- [CHALLENGE]: Go over the listing below line by line and tally those containing "icon". Give only the tally.

--- START OF RECORDS SHOWN ---

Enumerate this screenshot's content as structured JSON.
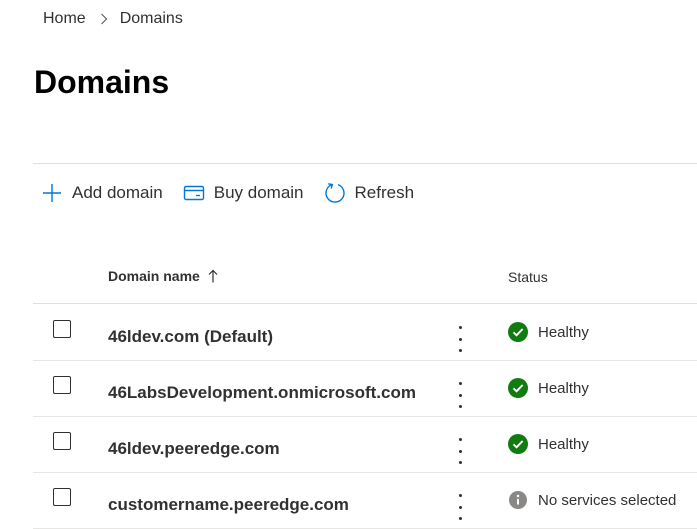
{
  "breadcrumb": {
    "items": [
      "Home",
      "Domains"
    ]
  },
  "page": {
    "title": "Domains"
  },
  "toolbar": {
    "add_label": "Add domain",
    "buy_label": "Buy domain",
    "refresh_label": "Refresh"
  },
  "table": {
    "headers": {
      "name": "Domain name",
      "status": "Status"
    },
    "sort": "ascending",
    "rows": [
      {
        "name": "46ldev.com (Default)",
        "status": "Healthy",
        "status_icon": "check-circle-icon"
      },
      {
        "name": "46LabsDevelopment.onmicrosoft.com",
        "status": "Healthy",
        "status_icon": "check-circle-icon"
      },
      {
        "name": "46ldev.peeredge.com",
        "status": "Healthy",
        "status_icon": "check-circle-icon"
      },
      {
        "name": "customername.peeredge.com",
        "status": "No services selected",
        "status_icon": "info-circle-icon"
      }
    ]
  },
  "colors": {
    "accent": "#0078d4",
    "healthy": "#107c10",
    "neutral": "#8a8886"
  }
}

--- END OF RECORDS SHOWN ---
--- START OF RECORDS SHOWN ---

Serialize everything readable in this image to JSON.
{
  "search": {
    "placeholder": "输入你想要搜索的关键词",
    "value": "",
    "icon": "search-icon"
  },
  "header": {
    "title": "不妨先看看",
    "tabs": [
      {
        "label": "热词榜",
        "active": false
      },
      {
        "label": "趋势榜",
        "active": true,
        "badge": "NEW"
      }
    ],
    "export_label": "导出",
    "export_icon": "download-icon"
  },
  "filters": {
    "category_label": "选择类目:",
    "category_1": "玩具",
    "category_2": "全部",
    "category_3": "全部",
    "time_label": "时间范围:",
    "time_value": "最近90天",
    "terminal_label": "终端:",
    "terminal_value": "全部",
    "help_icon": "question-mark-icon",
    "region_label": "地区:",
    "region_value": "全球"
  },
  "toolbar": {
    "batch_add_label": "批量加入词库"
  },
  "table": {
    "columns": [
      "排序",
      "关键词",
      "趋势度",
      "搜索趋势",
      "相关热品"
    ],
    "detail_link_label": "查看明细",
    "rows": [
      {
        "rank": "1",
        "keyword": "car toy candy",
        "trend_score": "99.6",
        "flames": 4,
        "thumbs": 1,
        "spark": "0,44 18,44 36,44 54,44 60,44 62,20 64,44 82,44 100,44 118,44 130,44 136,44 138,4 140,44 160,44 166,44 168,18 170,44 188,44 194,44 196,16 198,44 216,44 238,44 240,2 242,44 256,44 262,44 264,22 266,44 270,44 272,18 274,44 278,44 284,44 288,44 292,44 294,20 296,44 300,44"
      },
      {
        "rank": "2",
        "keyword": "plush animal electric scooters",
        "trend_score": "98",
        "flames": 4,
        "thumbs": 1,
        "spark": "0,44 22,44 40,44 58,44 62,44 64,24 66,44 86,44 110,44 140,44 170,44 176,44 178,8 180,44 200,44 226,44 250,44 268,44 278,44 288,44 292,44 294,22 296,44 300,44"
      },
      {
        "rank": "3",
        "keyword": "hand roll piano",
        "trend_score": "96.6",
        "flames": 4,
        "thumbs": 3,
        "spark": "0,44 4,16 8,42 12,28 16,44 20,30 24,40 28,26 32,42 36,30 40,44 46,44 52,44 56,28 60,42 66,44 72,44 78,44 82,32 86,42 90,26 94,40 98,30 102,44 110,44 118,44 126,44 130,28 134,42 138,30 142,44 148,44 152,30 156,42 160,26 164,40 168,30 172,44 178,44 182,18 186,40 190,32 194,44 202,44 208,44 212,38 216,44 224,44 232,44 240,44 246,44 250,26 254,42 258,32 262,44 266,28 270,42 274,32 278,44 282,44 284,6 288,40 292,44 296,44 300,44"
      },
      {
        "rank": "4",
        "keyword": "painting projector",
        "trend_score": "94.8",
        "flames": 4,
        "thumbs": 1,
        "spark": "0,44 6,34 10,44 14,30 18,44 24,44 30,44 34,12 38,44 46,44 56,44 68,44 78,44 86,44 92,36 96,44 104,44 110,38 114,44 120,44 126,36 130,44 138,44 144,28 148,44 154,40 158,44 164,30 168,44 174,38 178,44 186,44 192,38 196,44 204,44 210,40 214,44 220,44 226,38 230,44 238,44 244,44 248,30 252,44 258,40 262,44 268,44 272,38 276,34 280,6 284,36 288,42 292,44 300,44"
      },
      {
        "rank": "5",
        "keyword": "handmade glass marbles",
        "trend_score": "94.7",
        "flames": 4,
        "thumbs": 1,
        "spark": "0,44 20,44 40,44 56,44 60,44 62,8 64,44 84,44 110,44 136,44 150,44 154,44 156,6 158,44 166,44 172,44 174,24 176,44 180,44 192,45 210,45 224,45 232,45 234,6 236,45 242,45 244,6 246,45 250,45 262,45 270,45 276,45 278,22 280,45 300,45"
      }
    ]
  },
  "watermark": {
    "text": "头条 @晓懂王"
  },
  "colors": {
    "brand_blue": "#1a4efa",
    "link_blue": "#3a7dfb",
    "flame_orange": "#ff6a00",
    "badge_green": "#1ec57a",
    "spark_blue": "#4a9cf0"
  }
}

--- END OF RECORDS SHOWN ---

- [FINISHED ANSWER]: 7